■ Problemas a resolver:
**1)** Responda com base no texto sobre protestos:
(a) Segundo o texto, a partir de onde uma revolução se faz antes de tudo?
(b) Que regra simples de trânsito o texto dá como exemplo do que o povo brasileiro não sabe respeitar?
(c) Há quantos anos, de acordo com o texto, o Brasil vive em situação de caos social?
**2)** Por favor, digite novamente, sem nenhuma alteração, tudo o que vai de "Um protesto que" até "construído este país." no texto sobre protestos.

■ Trecho do texto:
::::

Um protesto que mobiliza apenas pela informação imediata, superficial, sem vínculos históricos com o objeto da mesma, será, inegavelmente, tão passageira quanto a falta de conhecimento dos processos sociais que têm construído este país.

Uma revolução não se faz SÓ a partir do FACEBOOK, mas, nomeadamente, antes de tudo, a partir do interior das residências, a começar por pais conscientes, éticos, honestos, exemplares; passando pela sala de aula, para que, se construa, na base da sociedade, por meio das crianças, já aí, cidadãos. Homens e mulheres que respeitam todas engrenagens sociais que fazem com a mesma possa funcionar. Se o povo brasileiro (empregados e patrões; alunos e professores; políticos e eleitores; médicos e pacientes; pedestres e motoristas, etc) não sabe respeitar, por exemplo, uma simples faixa de pedestres no trânsito, como saberá respeitar os ditames que regem os fundamentos da política, da economia e da justiça? Como? Como?

É preciso educar, para que, com consciência histórica, consciência da sua própria história, toda e qualquer manifestação de protesto tenha uma genealogia de sentido. Pois, sem consciência histórica, qualquer manifestação transformar-se-á húmus para os políticos de carreira. E não tenham dúvida que, estes senhores, especialistas na sobrevivência em situação de caos social, como é o caso do Brasil nos últimos 519 anos, hão de tirar proveito deste protesto nas próximas eleições; usarão fotos e vídeos, dizendo: estávamos lá, e agora, já candidatos a alguma coisa, ou apoiando alguém, lhes farão promessas, e vós acreditareis, pois, não há consciência histórica.

::::

■ Informações fornecidas:

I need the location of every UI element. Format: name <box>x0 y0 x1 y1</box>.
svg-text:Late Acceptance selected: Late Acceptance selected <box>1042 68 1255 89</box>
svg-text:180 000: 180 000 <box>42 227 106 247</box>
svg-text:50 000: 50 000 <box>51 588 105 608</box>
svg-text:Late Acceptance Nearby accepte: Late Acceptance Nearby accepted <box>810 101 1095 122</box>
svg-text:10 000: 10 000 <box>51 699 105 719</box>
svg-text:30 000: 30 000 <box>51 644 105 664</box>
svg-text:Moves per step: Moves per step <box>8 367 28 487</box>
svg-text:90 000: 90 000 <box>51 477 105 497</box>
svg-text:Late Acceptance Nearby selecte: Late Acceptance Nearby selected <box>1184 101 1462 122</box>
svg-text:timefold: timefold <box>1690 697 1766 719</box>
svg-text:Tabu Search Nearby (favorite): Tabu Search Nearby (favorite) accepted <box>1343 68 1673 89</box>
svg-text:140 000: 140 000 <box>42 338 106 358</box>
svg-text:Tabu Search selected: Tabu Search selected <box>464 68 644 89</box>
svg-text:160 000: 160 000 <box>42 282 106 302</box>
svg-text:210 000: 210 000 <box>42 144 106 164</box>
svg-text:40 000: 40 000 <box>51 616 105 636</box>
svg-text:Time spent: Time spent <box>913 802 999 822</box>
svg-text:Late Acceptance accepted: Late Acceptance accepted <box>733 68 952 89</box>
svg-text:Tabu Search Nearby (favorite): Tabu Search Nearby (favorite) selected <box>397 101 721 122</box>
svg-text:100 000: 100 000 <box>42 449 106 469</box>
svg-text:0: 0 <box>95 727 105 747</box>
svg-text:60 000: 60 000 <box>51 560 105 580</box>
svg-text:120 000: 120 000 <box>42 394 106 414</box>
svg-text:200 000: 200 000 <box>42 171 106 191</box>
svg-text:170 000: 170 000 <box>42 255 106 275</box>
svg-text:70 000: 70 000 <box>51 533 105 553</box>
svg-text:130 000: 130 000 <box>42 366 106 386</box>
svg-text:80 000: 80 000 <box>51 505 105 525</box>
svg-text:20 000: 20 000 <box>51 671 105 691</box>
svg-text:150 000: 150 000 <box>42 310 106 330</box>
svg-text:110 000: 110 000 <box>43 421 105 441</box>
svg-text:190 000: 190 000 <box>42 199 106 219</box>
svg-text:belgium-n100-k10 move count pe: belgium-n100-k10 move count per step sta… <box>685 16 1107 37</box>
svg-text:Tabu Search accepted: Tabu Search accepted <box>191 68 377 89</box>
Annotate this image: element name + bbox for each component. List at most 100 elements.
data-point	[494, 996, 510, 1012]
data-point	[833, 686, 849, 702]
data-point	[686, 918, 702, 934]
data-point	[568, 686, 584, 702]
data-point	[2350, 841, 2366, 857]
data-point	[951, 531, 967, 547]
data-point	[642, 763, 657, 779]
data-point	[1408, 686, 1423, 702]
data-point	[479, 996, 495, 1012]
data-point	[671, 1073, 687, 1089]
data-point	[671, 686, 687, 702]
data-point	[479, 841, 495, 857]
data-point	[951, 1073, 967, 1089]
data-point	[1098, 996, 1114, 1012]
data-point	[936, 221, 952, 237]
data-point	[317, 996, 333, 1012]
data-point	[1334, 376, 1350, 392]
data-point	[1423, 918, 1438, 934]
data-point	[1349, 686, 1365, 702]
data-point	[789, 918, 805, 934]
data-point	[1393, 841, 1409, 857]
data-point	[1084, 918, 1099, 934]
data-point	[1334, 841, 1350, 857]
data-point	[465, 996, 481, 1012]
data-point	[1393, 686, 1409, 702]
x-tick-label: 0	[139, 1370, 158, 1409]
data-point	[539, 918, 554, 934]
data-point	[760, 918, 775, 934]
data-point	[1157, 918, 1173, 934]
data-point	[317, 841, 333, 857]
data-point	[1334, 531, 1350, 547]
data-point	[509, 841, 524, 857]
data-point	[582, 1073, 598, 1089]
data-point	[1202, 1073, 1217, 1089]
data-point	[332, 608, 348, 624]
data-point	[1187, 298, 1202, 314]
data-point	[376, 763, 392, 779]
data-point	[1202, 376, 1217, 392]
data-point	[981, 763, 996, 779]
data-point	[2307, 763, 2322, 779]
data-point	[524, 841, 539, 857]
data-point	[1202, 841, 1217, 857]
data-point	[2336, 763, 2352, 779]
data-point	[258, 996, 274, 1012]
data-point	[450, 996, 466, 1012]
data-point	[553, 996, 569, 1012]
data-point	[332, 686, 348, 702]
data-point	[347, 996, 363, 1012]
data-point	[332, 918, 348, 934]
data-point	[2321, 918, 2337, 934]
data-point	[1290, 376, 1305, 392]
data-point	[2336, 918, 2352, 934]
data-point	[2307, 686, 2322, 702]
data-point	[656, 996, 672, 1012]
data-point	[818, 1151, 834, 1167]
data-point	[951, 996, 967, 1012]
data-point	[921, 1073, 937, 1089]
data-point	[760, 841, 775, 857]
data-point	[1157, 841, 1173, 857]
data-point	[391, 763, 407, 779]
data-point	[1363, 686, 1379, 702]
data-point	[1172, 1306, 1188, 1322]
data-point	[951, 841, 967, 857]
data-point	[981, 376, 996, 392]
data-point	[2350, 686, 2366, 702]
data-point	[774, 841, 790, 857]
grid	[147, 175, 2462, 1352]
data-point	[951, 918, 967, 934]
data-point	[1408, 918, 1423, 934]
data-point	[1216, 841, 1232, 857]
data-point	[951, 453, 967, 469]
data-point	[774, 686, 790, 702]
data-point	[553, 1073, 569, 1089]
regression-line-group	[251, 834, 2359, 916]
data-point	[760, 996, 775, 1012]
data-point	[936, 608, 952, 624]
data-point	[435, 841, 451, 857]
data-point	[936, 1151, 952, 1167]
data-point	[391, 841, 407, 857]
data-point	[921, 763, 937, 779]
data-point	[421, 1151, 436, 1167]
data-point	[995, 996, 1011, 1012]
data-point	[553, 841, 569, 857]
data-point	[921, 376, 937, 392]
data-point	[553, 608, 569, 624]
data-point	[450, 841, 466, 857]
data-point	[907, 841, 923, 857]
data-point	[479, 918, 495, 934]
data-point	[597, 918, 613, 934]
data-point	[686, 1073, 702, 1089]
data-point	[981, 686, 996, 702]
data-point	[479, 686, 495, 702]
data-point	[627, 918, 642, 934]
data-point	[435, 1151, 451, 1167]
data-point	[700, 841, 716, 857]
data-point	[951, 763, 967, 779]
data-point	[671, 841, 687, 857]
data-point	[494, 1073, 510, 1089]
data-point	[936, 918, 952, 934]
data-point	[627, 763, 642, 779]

::::

■ Resultados por tarefa:
**1)**
(a) A partir do interior das residências, a começar por pais conscientes, éticos, honestos e exemplares.
(b) Uma simples faixa de pedestres.
(c) Há 519 anos.

**2)**
Um protesto que mobiliza apenas pela informação imediata, superficial, sem vínculos históricos com o objeto da mesma, será, inegavelmente, tão passageira quanto a falta de conhecimento dos processos sociais que têm construído este país.